Collected data entries
******************************

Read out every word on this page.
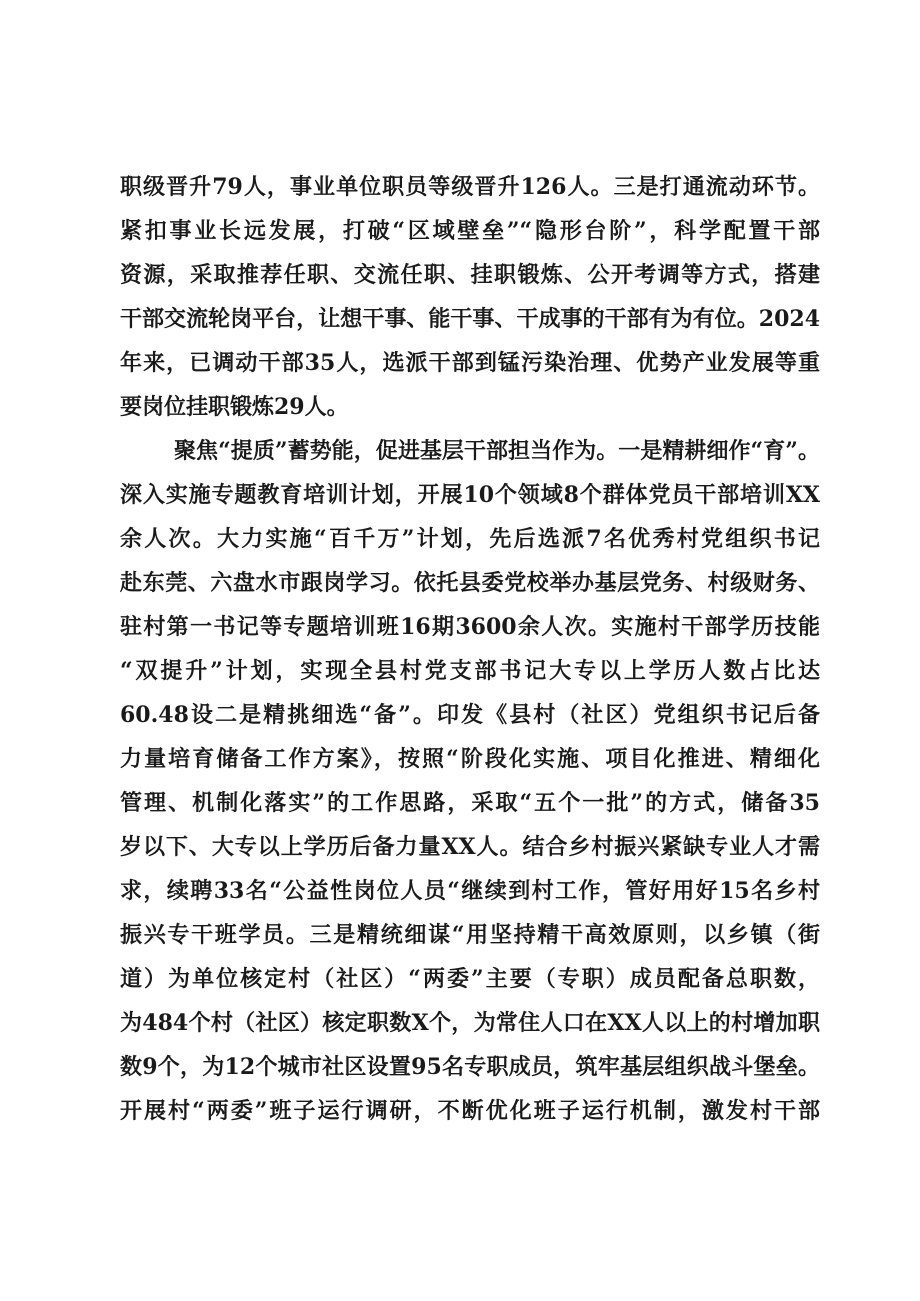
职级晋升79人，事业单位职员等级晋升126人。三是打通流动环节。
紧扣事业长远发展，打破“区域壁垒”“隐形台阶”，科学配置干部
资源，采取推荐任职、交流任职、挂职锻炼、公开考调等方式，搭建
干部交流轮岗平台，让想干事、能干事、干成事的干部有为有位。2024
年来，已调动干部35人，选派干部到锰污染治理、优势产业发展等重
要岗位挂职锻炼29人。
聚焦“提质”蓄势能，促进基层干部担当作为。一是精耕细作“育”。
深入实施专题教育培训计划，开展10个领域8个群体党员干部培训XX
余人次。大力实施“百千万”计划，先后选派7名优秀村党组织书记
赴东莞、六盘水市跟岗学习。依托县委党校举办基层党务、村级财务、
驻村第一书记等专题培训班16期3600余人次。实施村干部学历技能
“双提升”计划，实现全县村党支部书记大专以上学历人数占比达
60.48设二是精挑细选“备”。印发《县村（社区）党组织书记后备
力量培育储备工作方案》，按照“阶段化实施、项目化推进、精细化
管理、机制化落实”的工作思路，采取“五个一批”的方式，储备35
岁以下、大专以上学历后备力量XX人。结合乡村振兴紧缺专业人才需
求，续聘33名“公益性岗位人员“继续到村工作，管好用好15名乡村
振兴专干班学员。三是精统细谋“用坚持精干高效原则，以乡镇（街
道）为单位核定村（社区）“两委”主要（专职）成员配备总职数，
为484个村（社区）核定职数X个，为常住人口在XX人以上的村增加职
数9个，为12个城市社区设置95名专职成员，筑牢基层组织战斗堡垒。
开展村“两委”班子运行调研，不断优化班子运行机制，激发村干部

******************************

### GIVEN EXERCISE
From the entries above, output every line exactly and omit any image.

### IN RESPONSE
Read out every word on this page.
职级晋升79人，事业单位职员等级晋升126人。三是打通流动环节。
紧扣事业长远发展，打破“区域壁垒”“隐形台阶”，科学配置干部
资源，采取推荐任职、交流任职、挂职锻炼、公开考调等方式，搭建
干部交流轮岗平台，让想干事、能干事、干成事的干部有为有位。2024
年来，已调动干部35人，选派干部到锰污染治理、优势产业发展等重
要岗位挂职锻炼29人。
聚焦“提质”蓄势能，促进基层干部担当作为。一是精耕细作“育”。
深入实施专题教育培训计划，开展10个领域8个群体党员干部培训XX
余人次。大力实施“百千万”计划，先后选派7名优秀村党组织书记
赴东莞、六盘水市跟岗学习。依托县委党校举办基层党务、村级财务、
驻村第一书记等专题培训班16期3600余人次。实施村干部学历技能
“双提升”计划，实现全县村党支部书记大专以上学历人数占比达
60.48设二是精挑细选“备”。印发《县村（社区）党组织书记后备
力量培育储备工作方案》，按照“阶段化实施、项目化推进、精细化
管理、机制化落实”的工作思路，采取“五个一批”的方式，储备35
岁以下、大专以上学历后备力量XX人。结合乡村振兴紧缺专业人才需
求，续聘33名“公益性岗位人员“继续到村工作，管好用好15名乡村
振兴专干班学员。三是精统细谋“用坚持精干高效原则，以乡镇（街
道）为单位核定村（社区）“两委”主要（专职）成员配备总职数，
为484个村（社区）核定职数X个，为常住人口在XX人以上的村增加职
数9个，为12个城市社区设置95名专职成员，筑牢基层组织战斗堡垒。
开展村“两委”班子运行调研，不断优化班子运行机制，激发村干部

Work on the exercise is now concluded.